ENTRIES:
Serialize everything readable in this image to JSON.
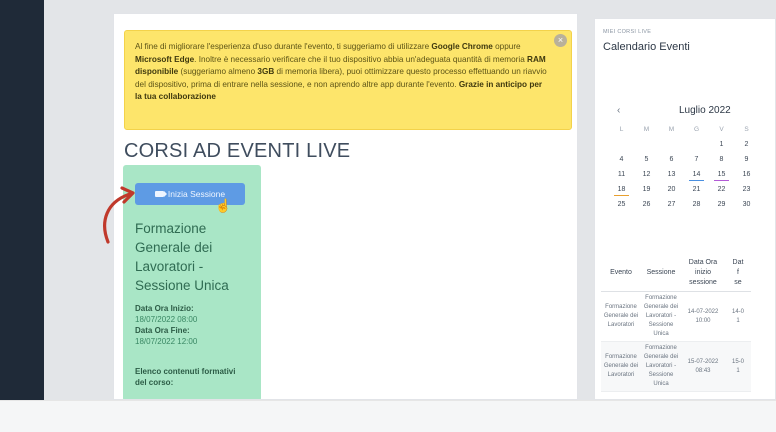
{
  "alert": {
    "close_glyph": "×",
    "parts": [
      {
        "t": "Al fine di migliorare l'esperienza d'uso durante l'evento, ti suggeriamo di utilizzare ",
        "b": false
      },
      {
        "t": "Google Chrome",
        "b": true
      },
      {
        "t": " oppure ",
        "b": false
      },
      {
        "t": "Microsoft Edge",
        "b": true
      },
      {
        "t": ". Inoltre è necessario verificare che il tuo dispositivo abbia un'adeguata quantità di memoria ",
        "b": false
      },
      {
        "t": "RAM disponibile",
        "b": true
      },
      {
        "t": " (suggeriamo almeno ",
        "b": false
      },
      {
        "t": "3GB",
        "b": true
      },
      {
        "t": " di memoria libera), puoi ottimizzare questo processo effettuando un riavvio del dispositivo, prima di entrare nella sessione, e non aprendo altre app durante l'evento. ",
        "b": false
      },
      {
        "t": "Grazie in anticipo per la tua collaborazione",
        "b": true
      }
    ]
  },
  "page_title": "CORSI AD EVENTI LIVE",
  "course_card": {
    "start_button": "Inizia Sessione",
    "title_lines": [
      "Formazione",
      "Generale dei",
      "Lavoratori -",
      "Sessione Unica"
    ],
    "start_label": "Data Ora Inizio:",
    "start_value": "18/07/2022 08:00",
    "end_label": "Data Ora Fine:",
    "end_value": "18/07/2022 12:00",
    "contents_label_1": "Elenco contenuti formativi",
    "contents_label_2": "del corso:"
  },
  "calendar": {
    "mini_label": "MIEI CORSI LIVE",
    "title": "Calendario Eventi",
    "prev": "‹",
    "month": "Luglio 2022",
    "weekdays": [
      "L",
      "M",
      "M",
      "G",
      "V",
      "S"
    ],
    "weeks": [
      [
        "",
        "",
        "",
        "",
        "1",
        "2"
      ],
      [
        "4",
        "5",
        "6",
        "7",
        "8",
        "9"
      ],
      [
        "11",
        "12",
        "13",
        "14",
        "15",
        "16"
      ],
      [
        "18",
        "19",
        "20",
        "21",
        "22",
        "23"
      ],
      [
        "25",
        "26",
        "27",
        "28",
        "29",
        "30"
      ]
    ],
    "marks": {
      "14": "blue",
      "15": "purple",
      "18": "orange"
    }
  },
  "events_table": {
    "headers": [
      [
        "Evento"
      ],
      [
        "Sessione"
      ],
      [
        "Data Ora",
        "inizio",
        "sessione"
      ],
      [
        "Dat",
        "f",
        "se"
      ]
    ],
    "rows": [
      {
        "evento": [
          "Formazione",
          "Generale dei",
          "Lavoratori"
        ],
        "sessione": [
          "Formazione",
          "Generale dei",
          "Lavoratori -",
          "Sessione",
          "Unica"
        ],
        "inizio": [
          "14-07-2022",
          "10:00"
        ],
        "fine": [
          "14-0",
          "1"
        ]
      },
      {
        "evento": [
          "Formazione",
          "Generale dei",
          "Lavoratori"
        ],
        "sessione": [
          "Formazione",
          "Generale dei",
          "Lavoratori -",
          "Sessione",
          "Unica"
        ],
        "inizio": [
          "15-07-2022",
          "08:43"
        ],
        "fine": [
          "15-0",
          "1"
        ]
      }
    ]
  },
  "colors": {
    "alert_bg": "#fde56b",
    "card_bg": "#a9e6c6",
    "button_bg": "#5e9be4",
    "arrow": "#c0392b"
  }
}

PROMPT: Retype the records exactly. Any image in them should not appear in what you write.

OUTPUT:
Serialize everything readable in this image to JSON.
{
  "alert": {
    "close_glyph": "×",
    "parts": [
      {
        "t": "Al fine di migliorare l'esperienza d'uso durante l'evento, ti suggeriamo di utilizzare ",
        "b": false
      },
      {
        "t": "Google Chrome",
        "b": true
      },
      {
        "t": " oppure ",
        "b": false
      },
      {
        "t": "Microsoft Edge",
        "b": true
      },
      {
        "t": ". Inoltre è necessario verificare che il tuo dispositivo abbia un'adeguata quantità di memoria ",
        "b": false
      },
      {
        "t": "RAM disponibile",
        "b": true
      },
      {
        "t": " (suggeriamo almeno ",
        "b": false
      },
      {
        "t": "3GB",
        "b": true
      },
      {
        "t": " di memoria libera), puoi ottimizzare questo processo effettuando un riavvio del dispositivo, prima di entrare nella sessione, e non aprendo altre app durante l'evento. ",
        "b": false
      },
      {
        "t": "Grazie in anticipo per la tua collaborazione",
        "b": true
      }
    ]
  },
  "page_title": "CORSI AD EVENTI LIVE",
  "course_card": {
    "start_button": "Inizia Sessione",
    "title_lines": [
      "Formazione",
      "Generale dei",
      "Lavoratori -",
      "Sessione Unica"
    ],
    "start_label": "Data Ora Inizio:",
    "start_value": "18/07/2022 08:00",
    "end_label": "Data Ora Fine:",
    "end_value": "18/07/2022 12:00",
    "contents_label_1": "Elenco contenuti formativi",
    "contents_label_2": "del corso:"
  },
  "calendar": {
    "mini_label": "MIEI CORSI LIVE",
    "title": "Calendario Eventi",
    "prev": "‹",
    "month": "Luglio 2022",
    "weekdays": [
      "L",
      "M",
      "M",
      "G",
      "V",
      "S"
    ],
    "weeks": [
      [
        "",
        "",
        "",
        "",
        "1",
        "2"
      ],
      [
        "4",
        "5",
        "6",
        "7",
        "8",
        "9"
      ],
      [
        "11",
        "12",
        "13",
        "14",
        "15",
        "16"
      ],
      [
        "18",
        "19",
        "20",
        "21",
        "22",
        "23"
      ],
      [
        "25",
        "26",
        "27",
        "28",
        "29",
        "30"
      ]
    ],
    "marks": {
      "14": "blue",
      "15": "purple",
      "18": "orange"
    }
  },
  "events_table": {
    "headers": [
      [
        "Evento"
      ],
      [
        "Sessione"
      ],
      [
        "Data Ora",
        "inizio",
        "sessione"
      ],
      [
        "Dat",
        "f",
        "se"
      ]
    ],
    "rows": [
      {
        "evento": [
          "Formazione",
          "Generale dei",
          "Lavoratori"
        ],
        "sessione": [
          "Formazione",
          "Generale dei",
          "Lavoratori -",
          "Sessione",
          "Unica"
        ],
        "inizio": [
          "14-07-2022",
          "10:00"
        ],
        "fine": [
          "14-0",
          "1"
        ]
      },
      {
        "evento": [
          "Formazione",
          "Generale dei",
          "Lavoratori"
        ],
        "sessione": [
          "Formazione",
          "Generale dei",
          "Lavoratori -",
          "Sessione",
          "Unica"
        ],
        "inizio": [
          "15-07-2022",
          "08:43"
        ],
        "fine": [
          "15-0",
          "1"
        ]
      }
    ]
  },
  "colors": {
    "alert_bg": "#fde56b",
    "card_bg": "#a9e6c6",
    "button_bg": "#5e9be4",
    "arrow": "#c0392b"
  }
}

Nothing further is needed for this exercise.